Pictures within the data are to be left out; everything else must be reproduced exactly.

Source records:
:::::

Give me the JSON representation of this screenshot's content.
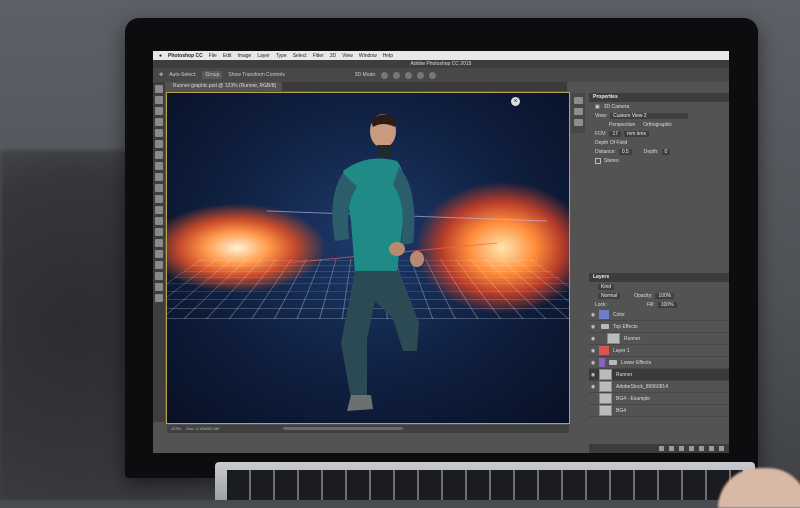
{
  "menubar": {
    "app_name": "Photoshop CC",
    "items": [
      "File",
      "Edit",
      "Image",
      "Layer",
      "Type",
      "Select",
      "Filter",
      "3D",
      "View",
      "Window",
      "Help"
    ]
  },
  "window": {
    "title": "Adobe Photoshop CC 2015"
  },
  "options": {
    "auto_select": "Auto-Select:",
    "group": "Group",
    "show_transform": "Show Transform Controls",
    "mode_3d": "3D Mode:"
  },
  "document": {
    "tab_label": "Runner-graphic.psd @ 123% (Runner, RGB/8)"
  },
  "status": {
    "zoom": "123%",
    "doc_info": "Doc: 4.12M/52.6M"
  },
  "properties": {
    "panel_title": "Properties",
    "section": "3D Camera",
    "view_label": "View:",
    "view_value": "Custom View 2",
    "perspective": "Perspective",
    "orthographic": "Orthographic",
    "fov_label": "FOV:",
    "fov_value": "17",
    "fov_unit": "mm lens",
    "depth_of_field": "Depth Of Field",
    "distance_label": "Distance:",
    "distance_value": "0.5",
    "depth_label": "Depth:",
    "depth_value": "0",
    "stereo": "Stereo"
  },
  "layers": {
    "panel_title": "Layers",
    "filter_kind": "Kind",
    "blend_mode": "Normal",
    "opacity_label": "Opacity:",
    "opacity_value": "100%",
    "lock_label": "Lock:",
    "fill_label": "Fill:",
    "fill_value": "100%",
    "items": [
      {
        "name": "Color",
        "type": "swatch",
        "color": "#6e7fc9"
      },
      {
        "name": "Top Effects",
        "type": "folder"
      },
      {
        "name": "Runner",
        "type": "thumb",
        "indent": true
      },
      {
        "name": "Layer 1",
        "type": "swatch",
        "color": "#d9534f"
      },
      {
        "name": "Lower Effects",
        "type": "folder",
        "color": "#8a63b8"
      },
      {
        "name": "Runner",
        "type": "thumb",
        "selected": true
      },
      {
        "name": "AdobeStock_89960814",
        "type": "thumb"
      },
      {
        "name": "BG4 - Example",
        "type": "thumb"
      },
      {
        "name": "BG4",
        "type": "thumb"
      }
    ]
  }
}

:::::

PROBLEM SOLUTION »
Give me the JSON representation of this screenshot's content.
{
  "menubar": {
    "app_name": "Photoshop CC",
    "items": [
      "File",
      "Edit",
      "Image",
      "Layer",
      "Type",
      "Select",
      "Filter",
      "3D",
      "View",
      "Window",
      "Help"
    ]
  },
  "window": {
    "title": "Adobe Photoshop CC 2015"
  },
  "options": {
    "auto_select": "Auto-Select:",
    "group": "Group",
    "show_transform": "Show Transform Controls",
    "mode_3d": "3D Mode:"
  },
  "document": {
    "tab_label": "Runner-graphic.psd @ 123% (Runner, RGB/8)"
  },
  "status": {
    "zoom": "123%",
    "doc_info": "Doc: 4.12M/52.6M"
  },
  "properties": {
    "panel_title": "Properties",
    "section": "3D Camera",
    "view_label": "View:",
    "view_value": "Custom View 2",
    "perspective": "Perspective",
    "orthographic": "Orthographic",
    "fov_label": "FOV:",
    "fov_value": "17",
    "fov_unit": "mm lens",
    "depth_of_field": "Depth Of Field",
    "distance_label": "Distance:",
    "distance_value": "0.5",
    "depth_label": "Depth:",
    "depth_value": "0",
    "stereo": "Stereo"
  },
  "layers": {
    "panel_title": "Layers",
    "filter_kind": "Kind",
    "blend_mode": "Normal",
    "opacity_label": "Opacity:",
    "opacity_value": "100%",
    "lock_label": "Lock:",
    "fill_label": "Fill:",
    "fill_value": "100%",
    "items": [
      {
        "name": "Color",
        "type": "swatch",
        "color": "#6e7fc9"
      },
      {
        "name": "Top Effects",
        "type": "folder"
      },
      {
        "name": "Runner",
        "type": "thumb",
        "indent": true
      },
      {
        "name": "Layer 1",
        "type": "swatch",
        "color": "#d9534f"
      },
      {
        "name": "Lower Effects",
        "type": "folder",
        "color": "#8a63b8"
      },
      {
        "name": "Runner",
        "type": "thumb",
        "selected": true
      },
      {
        "name": "AdobeStock_89960814",
        "type": "thumb"
      },
      {
        "name": "BG4 - Example",
        "type": "thumb"
      },
      {
        "name": "BG4",
        "type": "thumb"
      }
    ]
  }
}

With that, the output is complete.